»»

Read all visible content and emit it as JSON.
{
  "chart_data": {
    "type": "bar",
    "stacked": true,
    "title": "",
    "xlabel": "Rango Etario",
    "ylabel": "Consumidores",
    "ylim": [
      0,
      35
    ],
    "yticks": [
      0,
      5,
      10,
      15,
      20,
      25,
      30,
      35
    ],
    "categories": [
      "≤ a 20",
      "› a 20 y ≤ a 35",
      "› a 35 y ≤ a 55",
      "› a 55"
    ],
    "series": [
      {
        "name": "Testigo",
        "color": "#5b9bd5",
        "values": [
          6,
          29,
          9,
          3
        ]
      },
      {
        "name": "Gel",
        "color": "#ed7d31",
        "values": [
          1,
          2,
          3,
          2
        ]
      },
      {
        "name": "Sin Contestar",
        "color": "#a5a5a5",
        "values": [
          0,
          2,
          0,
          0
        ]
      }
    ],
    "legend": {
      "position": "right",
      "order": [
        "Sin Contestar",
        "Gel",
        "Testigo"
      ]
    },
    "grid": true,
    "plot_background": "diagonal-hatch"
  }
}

««
»»

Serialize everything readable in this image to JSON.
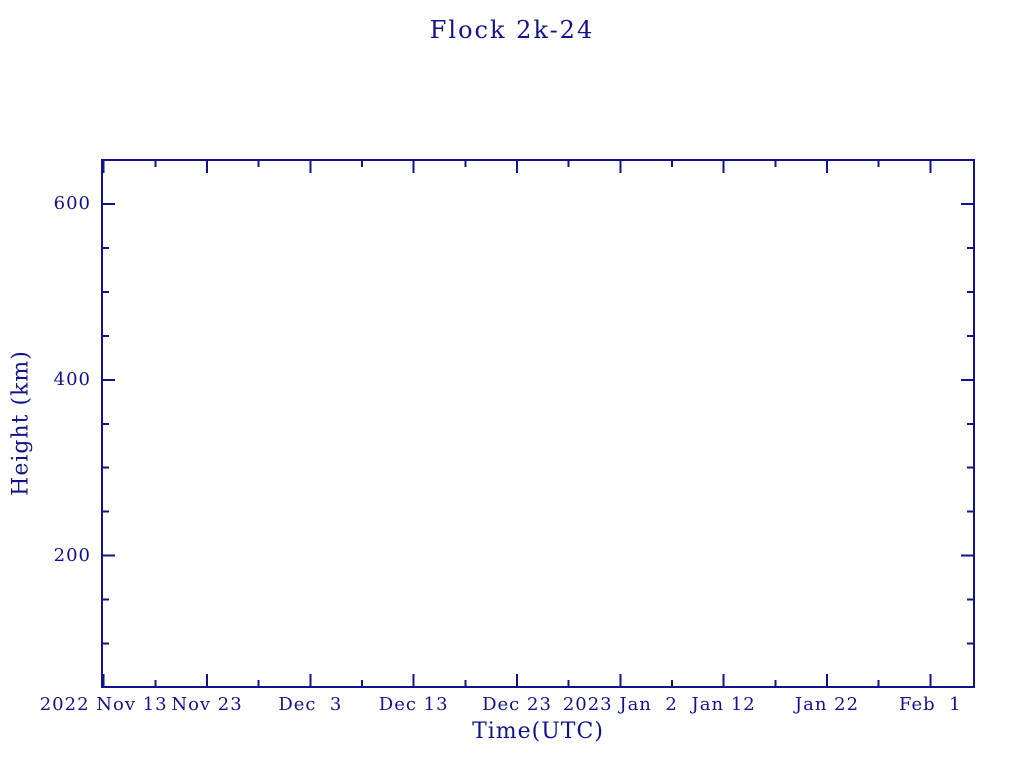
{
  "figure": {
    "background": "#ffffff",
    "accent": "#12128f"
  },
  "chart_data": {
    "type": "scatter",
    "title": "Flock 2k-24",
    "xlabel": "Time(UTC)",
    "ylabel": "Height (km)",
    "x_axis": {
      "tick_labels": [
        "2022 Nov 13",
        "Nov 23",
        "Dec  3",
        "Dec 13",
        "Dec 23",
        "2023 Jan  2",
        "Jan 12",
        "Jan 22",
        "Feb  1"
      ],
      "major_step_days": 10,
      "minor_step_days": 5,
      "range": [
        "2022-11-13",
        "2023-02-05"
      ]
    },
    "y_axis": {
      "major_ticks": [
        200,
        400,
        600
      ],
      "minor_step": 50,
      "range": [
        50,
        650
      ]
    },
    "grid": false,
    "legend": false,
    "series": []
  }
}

««

Extract each line from the entries above that contains the string "JSON".

Read all visible content and emit it as JSON.
Serialize everything readable in this image to JSON.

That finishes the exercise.